--- START OF Items ---
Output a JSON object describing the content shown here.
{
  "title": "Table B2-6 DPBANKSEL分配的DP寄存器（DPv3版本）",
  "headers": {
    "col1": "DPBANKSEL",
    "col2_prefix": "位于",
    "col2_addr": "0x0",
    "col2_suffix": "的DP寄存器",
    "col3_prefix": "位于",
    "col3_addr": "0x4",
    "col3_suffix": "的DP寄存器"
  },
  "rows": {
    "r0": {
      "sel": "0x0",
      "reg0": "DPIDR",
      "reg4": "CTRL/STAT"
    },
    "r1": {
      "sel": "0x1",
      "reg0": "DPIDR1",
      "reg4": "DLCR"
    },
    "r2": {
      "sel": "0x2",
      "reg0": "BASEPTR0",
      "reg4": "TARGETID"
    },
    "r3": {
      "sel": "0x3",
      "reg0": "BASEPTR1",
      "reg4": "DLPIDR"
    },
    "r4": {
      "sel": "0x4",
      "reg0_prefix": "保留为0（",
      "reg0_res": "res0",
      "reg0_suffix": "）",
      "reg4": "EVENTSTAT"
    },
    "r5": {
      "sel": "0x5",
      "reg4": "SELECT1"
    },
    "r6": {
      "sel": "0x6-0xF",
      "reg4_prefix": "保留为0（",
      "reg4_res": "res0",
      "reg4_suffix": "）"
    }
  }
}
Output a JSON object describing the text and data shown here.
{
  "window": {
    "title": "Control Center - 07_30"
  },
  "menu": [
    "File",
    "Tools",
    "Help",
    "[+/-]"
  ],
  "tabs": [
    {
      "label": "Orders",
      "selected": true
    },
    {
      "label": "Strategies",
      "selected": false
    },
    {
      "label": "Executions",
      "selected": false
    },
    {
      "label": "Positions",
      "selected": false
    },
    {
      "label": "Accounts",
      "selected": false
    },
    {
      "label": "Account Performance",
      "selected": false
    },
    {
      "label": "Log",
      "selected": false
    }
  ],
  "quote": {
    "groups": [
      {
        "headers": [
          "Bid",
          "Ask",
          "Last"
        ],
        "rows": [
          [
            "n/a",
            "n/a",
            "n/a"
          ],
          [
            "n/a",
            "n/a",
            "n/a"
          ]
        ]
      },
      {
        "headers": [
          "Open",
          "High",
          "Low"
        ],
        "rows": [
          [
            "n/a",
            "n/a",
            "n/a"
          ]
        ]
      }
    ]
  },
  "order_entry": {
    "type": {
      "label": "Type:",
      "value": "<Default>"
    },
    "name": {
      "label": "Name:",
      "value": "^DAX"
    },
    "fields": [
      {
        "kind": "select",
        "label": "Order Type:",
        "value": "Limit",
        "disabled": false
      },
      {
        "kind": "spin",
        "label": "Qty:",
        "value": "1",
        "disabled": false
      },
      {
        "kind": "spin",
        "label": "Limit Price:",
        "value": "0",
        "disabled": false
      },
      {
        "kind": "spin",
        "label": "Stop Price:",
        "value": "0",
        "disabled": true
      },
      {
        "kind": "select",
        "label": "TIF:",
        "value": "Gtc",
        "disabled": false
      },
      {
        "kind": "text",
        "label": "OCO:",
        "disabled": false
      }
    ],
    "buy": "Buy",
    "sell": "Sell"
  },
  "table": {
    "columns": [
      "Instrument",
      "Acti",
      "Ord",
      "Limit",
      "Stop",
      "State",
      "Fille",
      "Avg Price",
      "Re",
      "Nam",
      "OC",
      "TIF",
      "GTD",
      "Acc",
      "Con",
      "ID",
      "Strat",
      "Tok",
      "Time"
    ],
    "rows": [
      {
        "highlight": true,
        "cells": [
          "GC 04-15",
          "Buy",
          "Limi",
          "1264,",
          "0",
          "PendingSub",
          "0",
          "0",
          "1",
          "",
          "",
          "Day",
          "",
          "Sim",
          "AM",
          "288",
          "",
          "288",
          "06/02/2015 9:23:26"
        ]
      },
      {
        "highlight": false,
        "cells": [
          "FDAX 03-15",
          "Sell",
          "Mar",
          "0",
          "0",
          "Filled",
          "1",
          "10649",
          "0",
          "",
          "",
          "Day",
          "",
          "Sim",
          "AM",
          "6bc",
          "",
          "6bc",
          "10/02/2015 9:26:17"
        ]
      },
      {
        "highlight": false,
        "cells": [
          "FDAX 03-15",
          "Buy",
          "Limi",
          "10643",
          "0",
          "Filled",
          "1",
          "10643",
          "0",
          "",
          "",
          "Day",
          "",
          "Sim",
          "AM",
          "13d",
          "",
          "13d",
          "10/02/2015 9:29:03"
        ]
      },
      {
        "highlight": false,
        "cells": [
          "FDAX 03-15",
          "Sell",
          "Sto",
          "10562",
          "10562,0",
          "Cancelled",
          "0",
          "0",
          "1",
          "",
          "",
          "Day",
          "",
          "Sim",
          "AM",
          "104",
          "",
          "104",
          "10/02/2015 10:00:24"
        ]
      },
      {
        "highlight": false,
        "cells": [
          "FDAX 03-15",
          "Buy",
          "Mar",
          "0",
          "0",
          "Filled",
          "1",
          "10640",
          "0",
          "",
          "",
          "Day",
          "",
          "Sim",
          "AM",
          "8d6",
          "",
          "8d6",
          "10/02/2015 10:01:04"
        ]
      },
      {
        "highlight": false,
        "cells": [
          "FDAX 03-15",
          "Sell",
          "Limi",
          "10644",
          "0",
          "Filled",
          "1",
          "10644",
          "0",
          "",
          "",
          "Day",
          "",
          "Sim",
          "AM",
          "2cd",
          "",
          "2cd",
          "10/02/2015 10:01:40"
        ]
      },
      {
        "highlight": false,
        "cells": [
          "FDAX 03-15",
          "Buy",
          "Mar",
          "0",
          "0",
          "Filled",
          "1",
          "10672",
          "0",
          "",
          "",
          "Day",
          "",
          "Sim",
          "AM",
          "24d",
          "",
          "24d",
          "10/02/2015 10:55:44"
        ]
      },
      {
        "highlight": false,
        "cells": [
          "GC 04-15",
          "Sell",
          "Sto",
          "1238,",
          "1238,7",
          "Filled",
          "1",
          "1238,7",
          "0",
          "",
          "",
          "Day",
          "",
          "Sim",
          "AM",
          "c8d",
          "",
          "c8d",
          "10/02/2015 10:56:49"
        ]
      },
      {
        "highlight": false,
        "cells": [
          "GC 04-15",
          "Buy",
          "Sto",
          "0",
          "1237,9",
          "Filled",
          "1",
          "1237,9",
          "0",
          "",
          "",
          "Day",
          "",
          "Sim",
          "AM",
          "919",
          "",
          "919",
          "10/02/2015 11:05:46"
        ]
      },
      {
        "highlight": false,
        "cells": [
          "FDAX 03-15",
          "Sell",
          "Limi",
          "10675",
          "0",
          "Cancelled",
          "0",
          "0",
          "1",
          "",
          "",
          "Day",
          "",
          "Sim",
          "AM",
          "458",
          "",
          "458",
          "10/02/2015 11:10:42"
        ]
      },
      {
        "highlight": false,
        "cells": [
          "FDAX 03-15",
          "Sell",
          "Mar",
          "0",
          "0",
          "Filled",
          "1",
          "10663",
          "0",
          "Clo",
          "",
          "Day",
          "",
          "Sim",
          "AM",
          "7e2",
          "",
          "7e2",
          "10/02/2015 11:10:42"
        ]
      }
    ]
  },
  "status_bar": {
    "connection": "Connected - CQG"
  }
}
--- END OF Items ---
### Your task
Write only the number of lines that include "true".

### Exercise answer
3